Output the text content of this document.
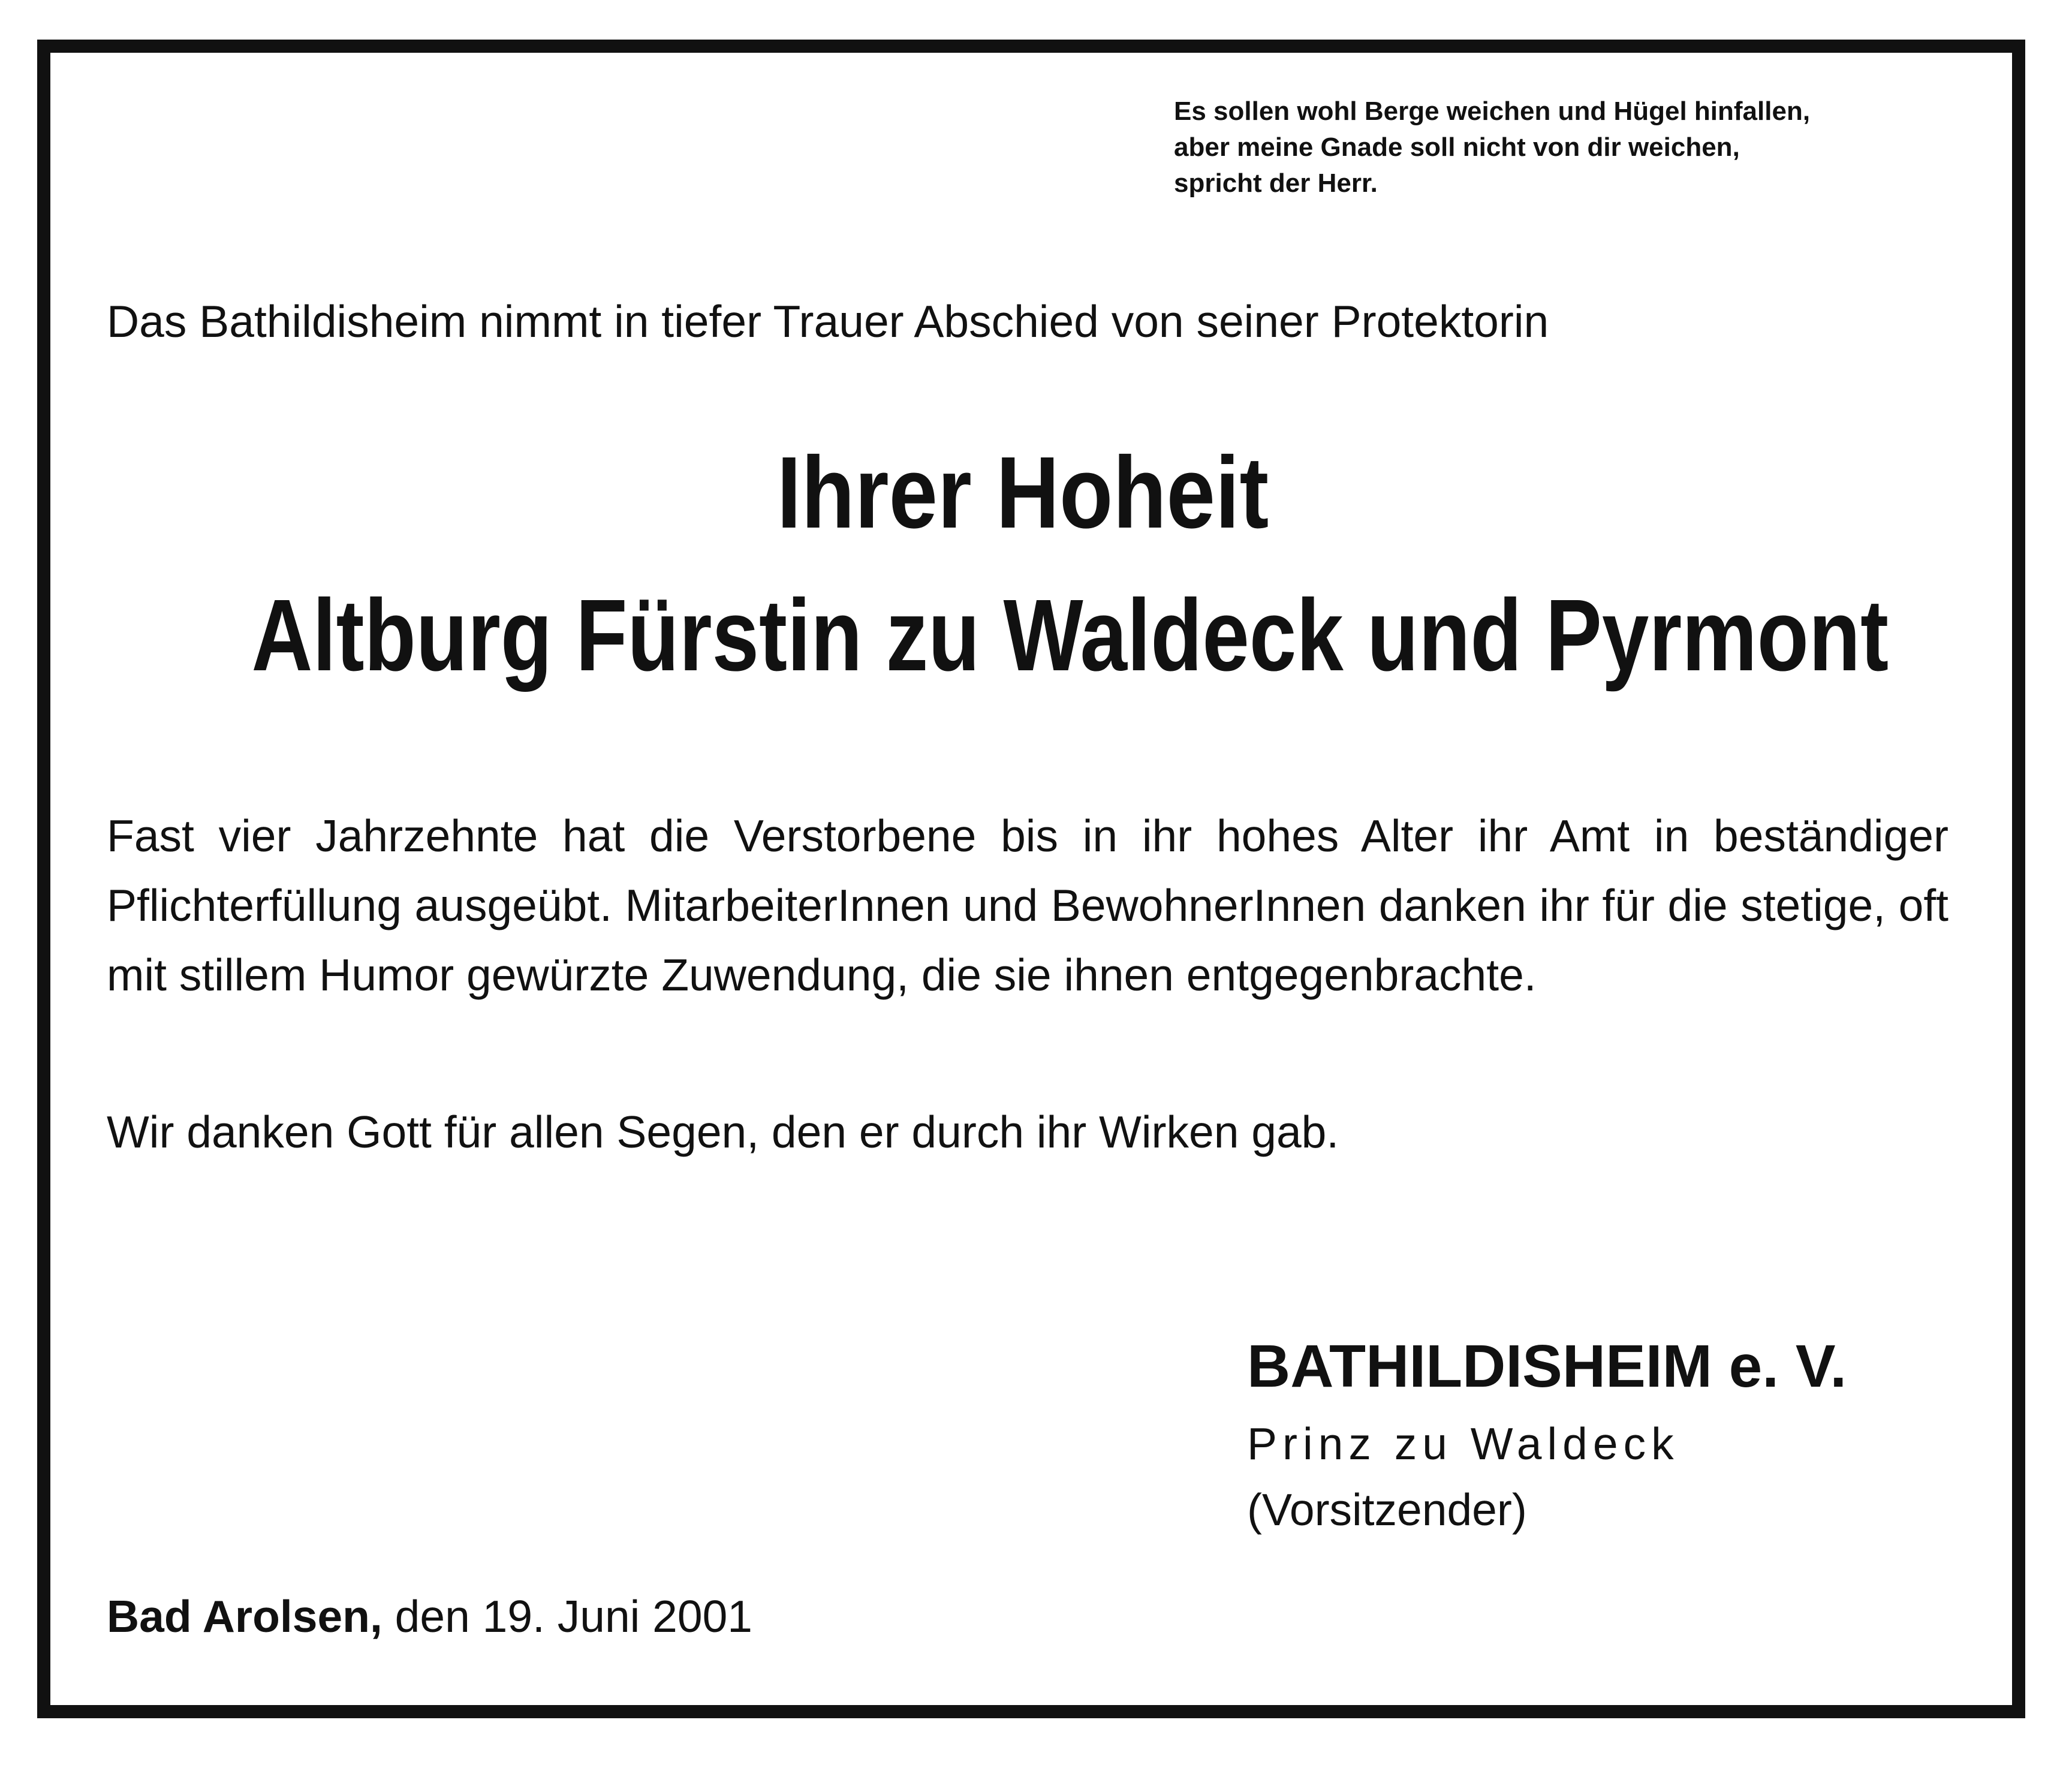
Es sollen wohl Berge weichen und Hügel hinfallen,
aber meine Gnade soll nicht von dir weichen,
spricht der Herr.
Das Bathildisheim nimmt in tiefer Trauer Abschied von seiner Protektorin
Ihrer Hoheit
Altburg Fürstin zu Waldeck und Pyrmont
Fast vier Jahrzehnte hat die Verstorbene bis in ihr hohes Alter ihr Amt in beständiger Pflichterfüllung ausgeübt. MitarbeiterInnen und BewohnerInnen danken ihr für die stetige, oft mit stillem Humor gewürzte Zuwendung, die sie ihnen entgegenbrachte.
Wir danken Gott für allen Segen, den er durch ihr Wirken gab.
BATHILDISHEIM e. V.
Prinz zu Waldeck
(Vorsitzender)
Bad Arolsen, den 19. Juni 2001
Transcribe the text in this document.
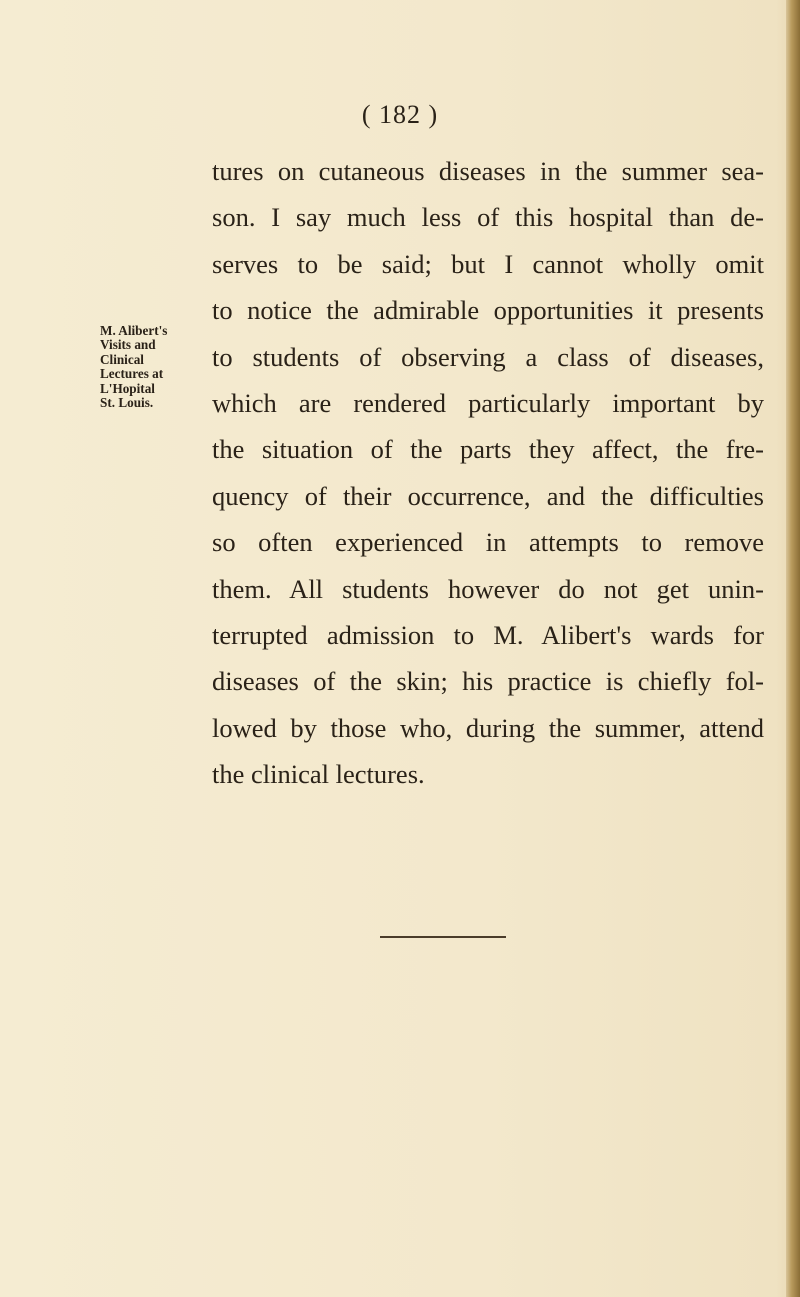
( 182 )
M. Alibert's
Visits and
Clinical
Lectures at
L'Hopital
St. Louis.
tures on cutaneous diseases in the summer sea-
son. I say much less of this hospital than de-
serves to be said; but I cannot wholly omit
to notice the admirable opportunities it presents
to students of observing a class of diseases,
which are rendered particularly important by
the situation of the parts they affect, the fre-
quency of their occurrence, and the difficulties
so often experienced in attempts to remove
them. All students however do not get unin-
terrupted admission to M. Alibert's wards for
diseases of the skin; his practice is chiefly fol-
lowed by those who, during the summer, attend
the clinical lectures.
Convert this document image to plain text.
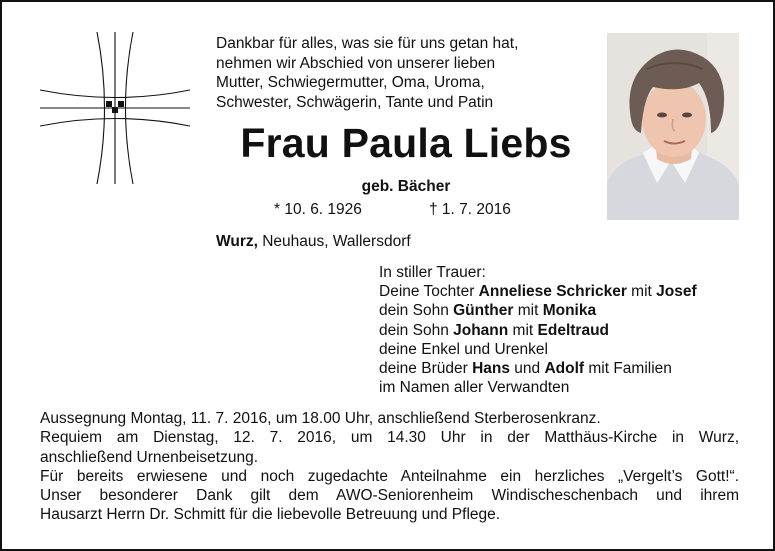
Dankbar für alles, was sie für uns getan hat,
nehmen wir Abschied von unserer lieben
Mutter, Schwiegermutter, Oma, Uroma,
Schwester, Schwägerin, Tante und Patin
Frau Paula Liebs
geb. Bächer
* 10. 6. 1926	† 1. 7. 2016
Wurz, Neuhaus, Wallersdorf
In stiller Trauer:
Deine Tochter Anneliese Schricker mit Josef
dein Sohn Günther mit Monika
dein Sohn Johann mit Edeltraud
deine Enkel und Urenkel
deine Brüder Hans und Adolf mit Familien
im Namen aller Verwandten
Aussegnung Montag, 11. 7. 2016, um 18.00 Uhr, anschließend Sterberosenkranz.
Requiem am Dienstag, 12. 7. 2016, um 14.30 Uhr in der Matthäus-Kirche in Wurz,
anschließend Urnenbeisetzung.
Für bereits erwiesene und noch zugedachte Anteilnahme ein herzliches „Vergelt’s Gott!“.
Unser besonderer Dank gilt dem AWO-Seniorenheim Windischeschenbach und ihrem
Hausarzt Herrn Dr. Schmitt für die liebevolle Betreuung und Pflege.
++++++++++
◆ TASK DIRECTIONS: Give again exactly the lines from the one holding "Convert this document image to plain text." to the final line of the records, both ends included; any pictures stay out.

◆ REPLY:
Convert this document image to plain text.
Dankbar für alles, was sie für uns getan hat,
nehmen wir Abschied von unserer lieben
Mutter, Schwiegermutter, Oma, Uroma,
Schwester, Schwägerin, Tante und Patin
Frau Paula Liebs
geb. Bächer
* 10. 6. 1926	† 1. 7. 2016
Wurz, Neuhaus, Wallersdorf
In stiller Trauer:
Deine Tochter Anneliese Schricker mit Josef
dein Sohn Günther mit Monika
dein Sohn Johann mit Edeltraud
deine Enkel und Urenkel
deine Brüder Hans und Adolf mit Familien
im Namen aller Verwandten
Aussegnung Montag, 11. 7. 2016, um 18.00 Uhr, anschließend Sterberosenkranz.
Requiem am Dienstag, 12. 7. 2016, um 14.30 Uhr in der Matthäus-Kirche in Wurz,
anschließend Urnenbeisetzung.
Für bereits erwiesene und noch zugedachte Anteilnahme ein herzliches „Vergelt’s Gott!“.
Unser besonderer Dank gilt dem AWO-Seniorenheim Windischeschenbach und ihrem
Hausarzt Herrn Dr. Schmitt für die liebevolle Betreuung und Pflege.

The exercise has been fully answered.